BEGIN RAW RECORDS
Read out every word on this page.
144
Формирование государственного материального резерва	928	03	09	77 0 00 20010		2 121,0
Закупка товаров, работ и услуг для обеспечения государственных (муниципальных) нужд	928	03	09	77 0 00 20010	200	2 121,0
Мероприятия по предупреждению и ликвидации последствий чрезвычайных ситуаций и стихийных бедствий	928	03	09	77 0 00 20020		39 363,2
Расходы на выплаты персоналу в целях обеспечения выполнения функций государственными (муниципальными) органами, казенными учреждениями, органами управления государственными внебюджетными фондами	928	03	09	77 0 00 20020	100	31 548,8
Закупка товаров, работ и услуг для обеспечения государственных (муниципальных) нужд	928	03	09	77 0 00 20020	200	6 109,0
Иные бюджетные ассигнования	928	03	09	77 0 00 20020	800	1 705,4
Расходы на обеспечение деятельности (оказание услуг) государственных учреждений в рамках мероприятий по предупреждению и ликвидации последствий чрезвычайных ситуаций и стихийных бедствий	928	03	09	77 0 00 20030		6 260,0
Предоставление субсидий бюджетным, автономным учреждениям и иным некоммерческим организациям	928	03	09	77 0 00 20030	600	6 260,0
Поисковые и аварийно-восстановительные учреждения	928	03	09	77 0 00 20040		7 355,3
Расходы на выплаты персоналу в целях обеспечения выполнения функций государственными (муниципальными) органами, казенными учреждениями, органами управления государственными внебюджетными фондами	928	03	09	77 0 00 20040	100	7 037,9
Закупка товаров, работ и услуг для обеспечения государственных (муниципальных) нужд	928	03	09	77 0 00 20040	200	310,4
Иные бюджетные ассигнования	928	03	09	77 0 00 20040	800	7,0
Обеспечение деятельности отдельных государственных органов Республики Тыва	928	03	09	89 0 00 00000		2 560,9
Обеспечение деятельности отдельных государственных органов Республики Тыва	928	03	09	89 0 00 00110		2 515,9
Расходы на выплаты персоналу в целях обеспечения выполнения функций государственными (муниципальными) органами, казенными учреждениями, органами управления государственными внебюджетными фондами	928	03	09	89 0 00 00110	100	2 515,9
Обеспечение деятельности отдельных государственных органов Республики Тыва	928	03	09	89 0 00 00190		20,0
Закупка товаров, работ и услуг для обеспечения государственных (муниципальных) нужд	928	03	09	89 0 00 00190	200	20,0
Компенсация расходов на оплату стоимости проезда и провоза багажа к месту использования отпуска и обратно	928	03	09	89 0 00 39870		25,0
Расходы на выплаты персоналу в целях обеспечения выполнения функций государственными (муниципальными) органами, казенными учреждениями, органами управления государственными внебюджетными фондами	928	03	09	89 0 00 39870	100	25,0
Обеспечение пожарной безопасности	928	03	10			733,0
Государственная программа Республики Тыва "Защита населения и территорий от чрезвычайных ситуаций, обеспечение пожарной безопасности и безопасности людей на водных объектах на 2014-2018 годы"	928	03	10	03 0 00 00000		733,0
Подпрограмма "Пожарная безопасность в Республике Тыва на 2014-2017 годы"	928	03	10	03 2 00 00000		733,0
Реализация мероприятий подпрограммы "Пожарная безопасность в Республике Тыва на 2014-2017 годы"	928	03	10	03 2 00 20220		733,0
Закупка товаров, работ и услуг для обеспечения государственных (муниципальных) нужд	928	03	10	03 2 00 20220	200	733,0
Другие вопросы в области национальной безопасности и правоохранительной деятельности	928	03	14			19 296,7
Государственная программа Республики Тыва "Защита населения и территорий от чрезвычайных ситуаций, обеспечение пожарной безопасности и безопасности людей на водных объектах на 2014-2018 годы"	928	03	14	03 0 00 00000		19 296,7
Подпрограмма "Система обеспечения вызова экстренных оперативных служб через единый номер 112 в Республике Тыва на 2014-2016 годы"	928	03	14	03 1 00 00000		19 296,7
END RAW RECORDS
In the records above, how many lines include the string "водных"? Answer with only the number.

§ SOLUTION FOR THIS EXERCISE
2